[Saved entries]
###

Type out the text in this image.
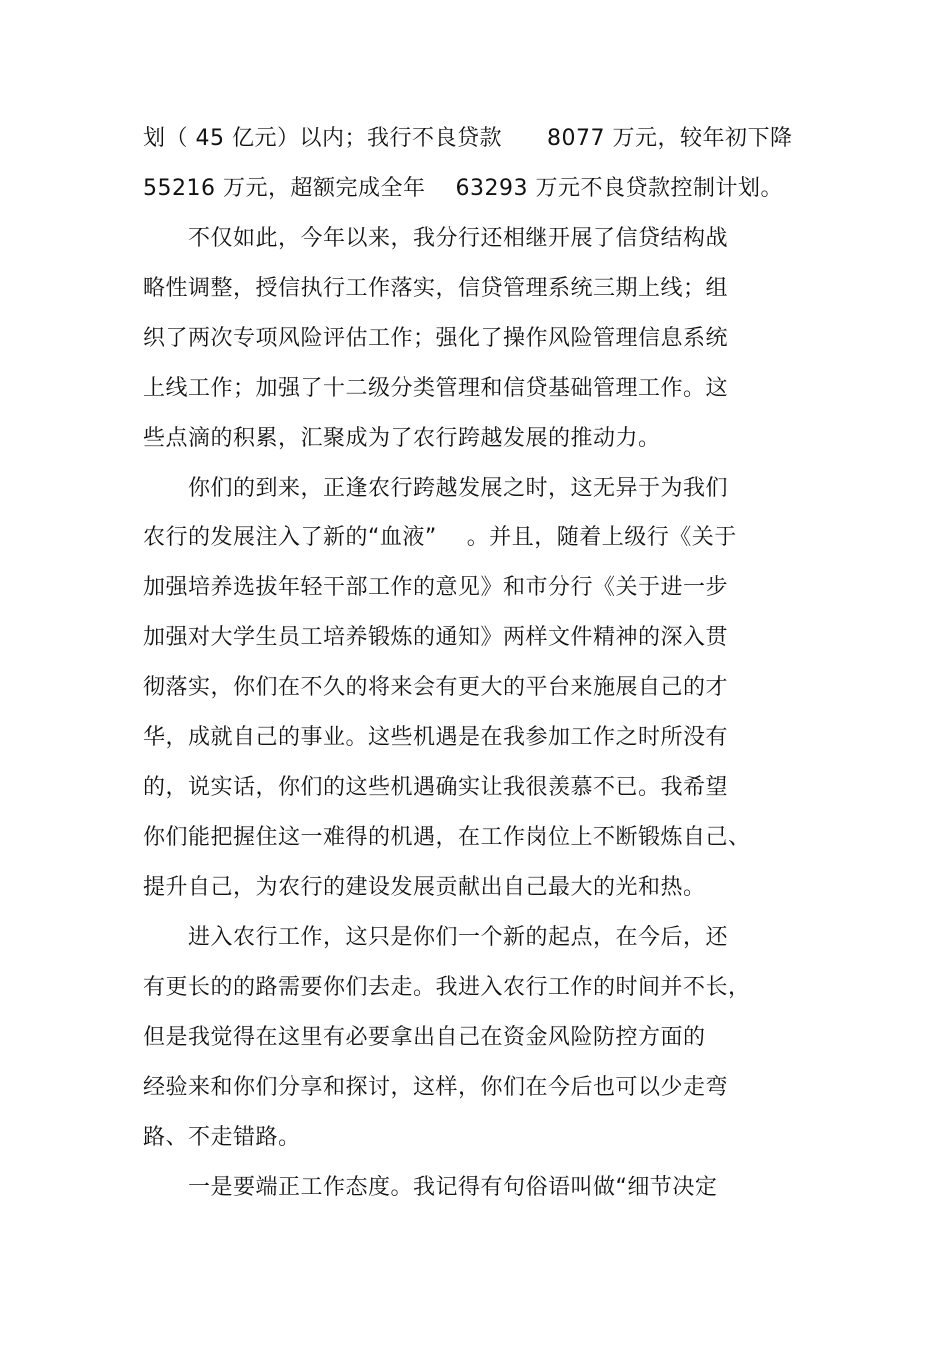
划（ 45 亿元）以内；我行不良贷款　　8077 万元，较年初下降
55216 万元，超额完成全年　 63293 万元不良贷款控制计划。
　　不仅如此，今年以来，我分行还相继开展了信贷结构战
略性调整，授信执行工作落实，信贷管理系统三期上线；组
织了两次专项风险评估工作；强化了操作风险管理信息系统
上线工作；加强了十二级分类管理和信贷基础管理工作。这
些点滴的积累，汇聚成为了农行跨越发展的推动力。
　　你们的到来，正逢农行跨越发展之时，这无异于为我们
农行的发展注入了新的“血液”　 。并且，随着上级行《关于
加强培养选拔年轻干部工作的意见》和市分行《关于进一步
加强对大学生员工培养锻炼的通知》两样文件精神的深入贯
彻落实，你们在不久的将来会有更大的平台来施展自己的才
华，成就自己的事业。这些机遇是在我参加工作之时所没有
的，说实话，你们的这些机遇确实让我很羡慕不已。我希望
你们能把握住这一难得的机遇，在工作岗位上不断锻炼自己、
提升自己，为农行的建设发展贡献出自己最大的光和热。
　　进入农行工作，这只是你们一个新的起点，在今后，还
有更长的的路需要你们去走。我进入农行工作的时间并不长，
但是我觉得在这里有必要拿出自己在资金风险防控方面的
经验来和你们分享和探讨，这样，你们在今后也可以少走弯
路、不走错路。
　　一是要端正工作态度。我记得有句俗语叫做“细节决定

###

AIM OF THE EXERCISE:
Repeat the listing in full and exactly. Do not include any images.

ANSWER IN FULL:
Type out the text in this image.
划（ 45 亿元）以内；我行不良贷款　　8077 万元，较年初下降
55216 万元，超额完成全年　 63293 万元不良贷款控制计划。
　　不仅如此，今年以来，我分行还相继开展了信贷结构战
略性调整，授信执行工作落实，信贷管理系统三期上线；组
织了两次专项风险评估工作；强化了操作风险管理信息系统
上线工作；加强了十二级分类管理和信贷基础管理工作。这
些点滴的积累，汇聚成为了农行跨越发展的推动力。
　　你们的到来，正逢农行跨越发展之时，这无异于为我们
农行的发展注入了新的“血液”　 。并且，随着上级行《关于
加强培养选拔年轻干部工作的意见》和市分行《关于进一步
加强对大学生员工培养锻炼的通知》两样文件精神的深入贯
彻落实，你们在不久的将来会有更大的平台来施展自己的才
华，成就自己的事业。这些机遇是在我参加工作之时所没有
的，说实话，你们的这些机遇确实让我很羡慕不已。我希望
你们能把握住这一难得的机遇，在工作岗位上不断锻炼自己、
提升自己，为农行的建设发展贡献出自己最大的光和热。
　　进入农行工作，这只是你们一个新的起点，在今后，还
有更长的的路需要你们去走。我进入农行工作的时间并不长，
但是我觉得在这里有必要拿出自己在资金风险防控方面的
经验来和你们分享和探讨，这样，你们在今后也可以少走弯
路、不走错路。
　　一是要端正工作态度。我记得有句俗语叫做“细节决定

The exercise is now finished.